- Direction:
Filter the listing below, copying every line in which the word "STREET" appears.

- Data shown:
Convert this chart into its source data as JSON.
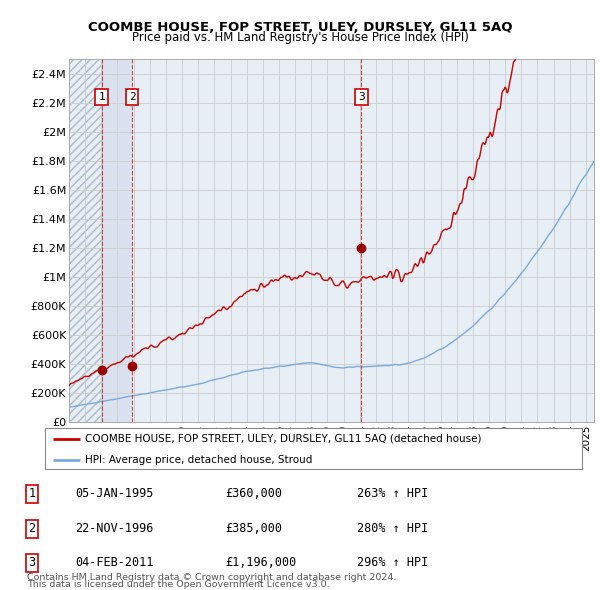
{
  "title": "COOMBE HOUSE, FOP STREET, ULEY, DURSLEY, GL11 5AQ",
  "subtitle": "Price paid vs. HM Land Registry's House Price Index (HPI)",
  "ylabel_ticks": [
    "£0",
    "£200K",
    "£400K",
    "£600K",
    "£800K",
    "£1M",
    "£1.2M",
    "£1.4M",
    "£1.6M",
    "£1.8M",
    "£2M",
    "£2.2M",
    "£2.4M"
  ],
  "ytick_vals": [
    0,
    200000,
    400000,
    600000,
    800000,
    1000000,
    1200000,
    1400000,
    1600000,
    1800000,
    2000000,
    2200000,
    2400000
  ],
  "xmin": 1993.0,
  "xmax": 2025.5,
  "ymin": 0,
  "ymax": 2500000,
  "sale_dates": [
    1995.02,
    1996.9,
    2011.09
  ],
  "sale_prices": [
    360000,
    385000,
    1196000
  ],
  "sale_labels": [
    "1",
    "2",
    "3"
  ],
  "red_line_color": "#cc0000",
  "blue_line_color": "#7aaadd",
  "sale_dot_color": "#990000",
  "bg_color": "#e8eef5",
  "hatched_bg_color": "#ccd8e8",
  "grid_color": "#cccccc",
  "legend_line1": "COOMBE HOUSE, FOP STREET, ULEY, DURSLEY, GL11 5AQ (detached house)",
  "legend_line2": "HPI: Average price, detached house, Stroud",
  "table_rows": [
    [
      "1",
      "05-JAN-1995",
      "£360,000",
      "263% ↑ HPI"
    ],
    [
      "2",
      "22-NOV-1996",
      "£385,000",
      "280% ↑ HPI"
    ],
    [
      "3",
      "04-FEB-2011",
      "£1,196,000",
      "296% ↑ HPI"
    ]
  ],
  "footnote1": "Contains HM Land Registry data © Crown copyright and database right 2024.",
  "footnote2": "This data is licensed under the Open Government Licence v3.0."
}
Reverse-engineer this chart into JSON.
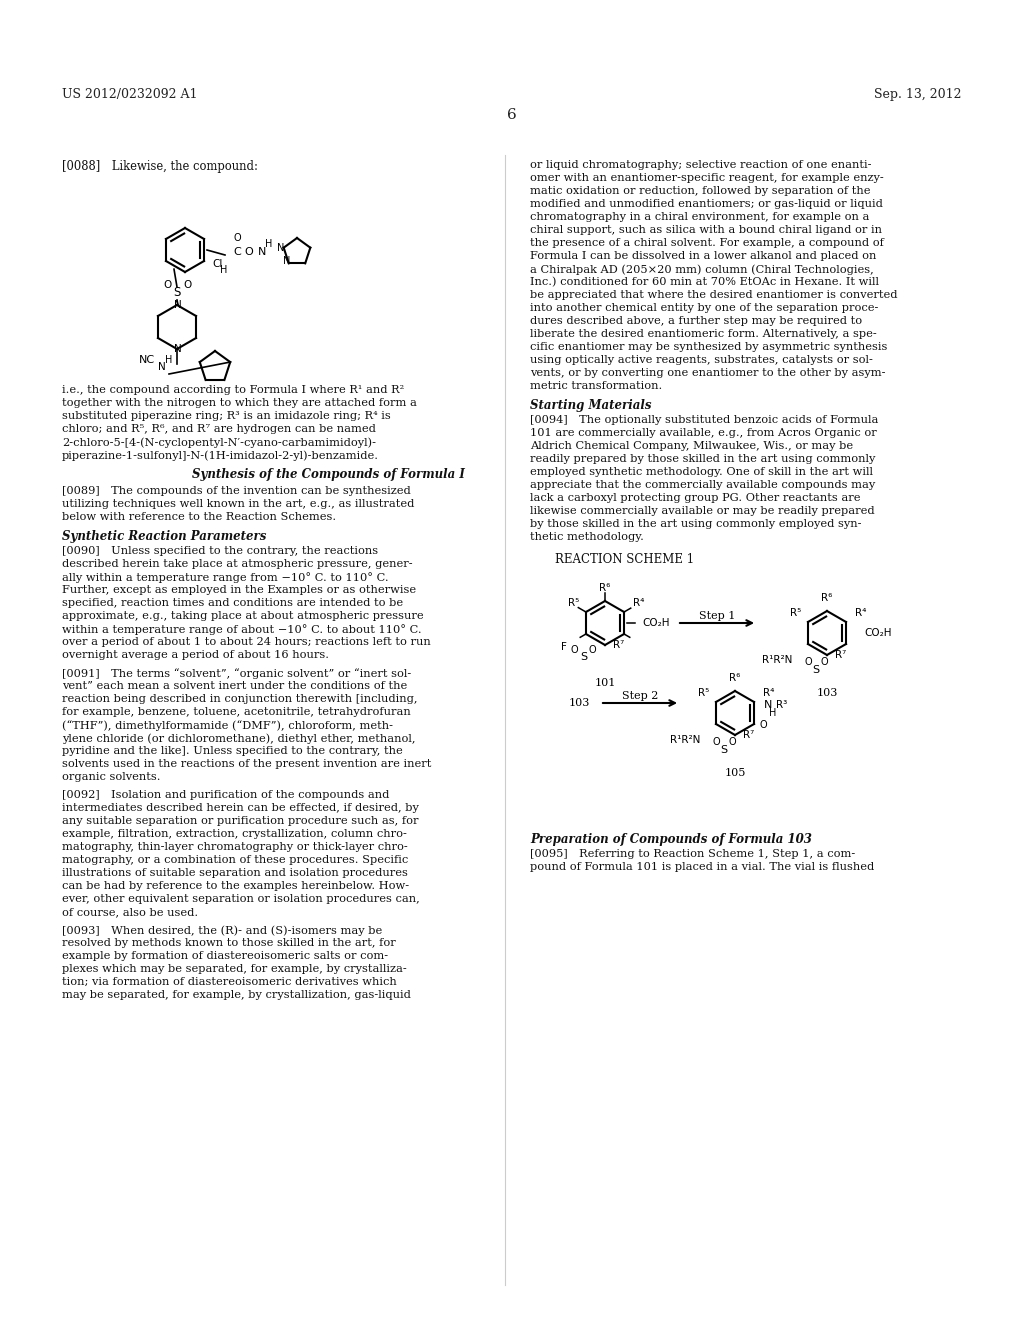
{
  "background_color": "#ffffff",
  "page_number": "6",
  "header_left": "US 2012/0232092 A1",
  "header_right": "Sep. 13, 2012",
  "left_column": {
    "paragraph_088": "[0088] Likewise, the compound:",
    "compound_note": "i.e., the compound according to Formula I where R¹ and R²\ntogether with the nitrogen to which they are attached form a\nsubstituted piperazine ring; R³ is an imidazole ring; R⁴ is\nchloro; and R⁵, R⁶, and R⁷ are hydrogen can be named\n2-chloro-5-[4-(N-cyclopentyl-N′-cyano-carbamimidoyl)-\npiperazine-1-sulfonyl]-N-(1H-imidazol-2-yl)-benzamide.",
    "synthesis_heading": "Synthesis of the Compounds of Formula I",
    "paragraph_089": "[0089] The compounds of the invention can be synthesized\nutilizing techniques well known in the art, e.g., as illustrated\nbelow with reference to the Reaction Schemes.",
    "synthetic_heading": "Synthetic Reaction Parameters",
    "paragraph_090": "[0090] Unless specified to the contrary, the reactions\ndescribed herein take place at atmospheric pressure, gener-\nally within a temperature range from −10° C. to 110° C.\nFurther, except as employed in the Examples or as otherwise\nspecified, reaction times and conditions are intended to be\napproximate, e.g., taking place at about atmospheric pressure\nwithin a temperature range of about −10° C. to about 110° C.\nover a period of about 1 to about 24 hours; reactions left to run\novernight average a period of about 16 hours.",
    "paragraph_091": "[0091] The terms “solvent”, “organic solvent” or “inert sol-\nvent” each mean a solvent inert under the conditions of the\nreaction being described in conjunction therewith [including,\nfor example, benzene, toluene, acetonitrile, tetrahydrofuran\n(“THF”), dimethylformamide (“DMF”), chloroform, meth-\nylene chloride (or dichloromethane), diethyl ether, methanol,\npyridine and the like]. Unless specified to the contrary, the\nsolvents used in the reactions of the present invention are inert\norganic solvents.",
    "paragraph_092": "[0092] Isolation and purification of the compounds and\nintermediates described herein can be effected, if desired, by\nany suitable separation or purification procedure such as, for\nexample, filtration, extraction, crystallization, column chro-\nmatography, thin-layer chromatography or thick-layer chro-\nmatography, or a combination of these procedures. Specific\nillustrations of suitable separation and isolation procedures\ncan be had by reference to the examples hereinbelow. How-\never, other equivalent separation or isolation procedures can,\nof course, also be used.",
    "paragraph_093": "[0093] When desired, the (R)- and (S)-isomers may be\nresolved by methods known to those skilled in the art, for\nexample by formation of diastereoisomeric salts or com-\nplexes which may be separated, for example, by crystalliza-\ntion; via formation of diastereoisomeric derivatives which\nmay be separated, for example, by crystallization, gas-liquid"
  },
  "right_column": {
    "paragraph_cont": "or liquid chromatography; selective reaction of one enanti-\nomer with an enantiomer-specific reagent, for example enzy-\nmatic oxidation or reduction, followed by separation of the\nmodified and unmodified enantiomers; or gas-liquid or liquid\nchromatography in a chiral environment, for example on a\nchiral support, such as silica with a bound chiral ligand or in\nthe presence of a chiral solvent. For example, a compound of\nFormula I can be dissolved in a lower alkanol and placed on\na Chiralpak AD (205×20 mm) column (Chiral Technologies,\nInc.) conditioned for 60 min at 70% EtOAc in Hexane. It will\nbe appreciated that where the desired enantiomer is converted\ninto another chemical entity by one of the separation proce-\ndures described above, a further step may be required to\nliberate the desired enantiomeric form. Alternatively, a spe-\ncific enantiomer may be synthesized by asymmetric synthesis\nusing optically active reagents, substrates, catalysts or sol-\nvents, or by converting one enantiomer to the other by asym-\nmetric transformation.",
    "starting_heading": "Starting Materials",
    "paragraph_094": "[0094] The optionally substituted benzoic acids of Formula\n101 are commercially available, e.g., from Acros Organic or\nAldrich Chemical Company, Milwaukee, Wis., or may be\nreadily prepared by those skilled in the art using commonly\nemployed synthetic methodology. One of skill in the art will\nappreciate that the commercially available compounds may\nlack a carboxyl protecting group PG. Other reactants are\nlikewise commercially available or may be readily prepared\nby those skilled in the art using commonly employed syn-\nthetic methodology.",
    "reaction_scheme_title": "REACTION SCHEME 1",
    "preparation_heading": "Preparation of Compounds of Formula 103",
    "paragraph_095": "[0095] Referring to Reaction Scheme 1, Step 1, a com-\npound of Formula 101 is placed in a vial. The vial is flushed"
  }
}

- Solution to this exercise:
  "title": "COOMBE HOUSE, FOP STREET, ULEY, DURSLEY, GL11 5AQ",
  "legend_line1": "COOMBE HOUSE, FOP STREET, ULEY, DURSLEY, GL11 5AQ (detached house)",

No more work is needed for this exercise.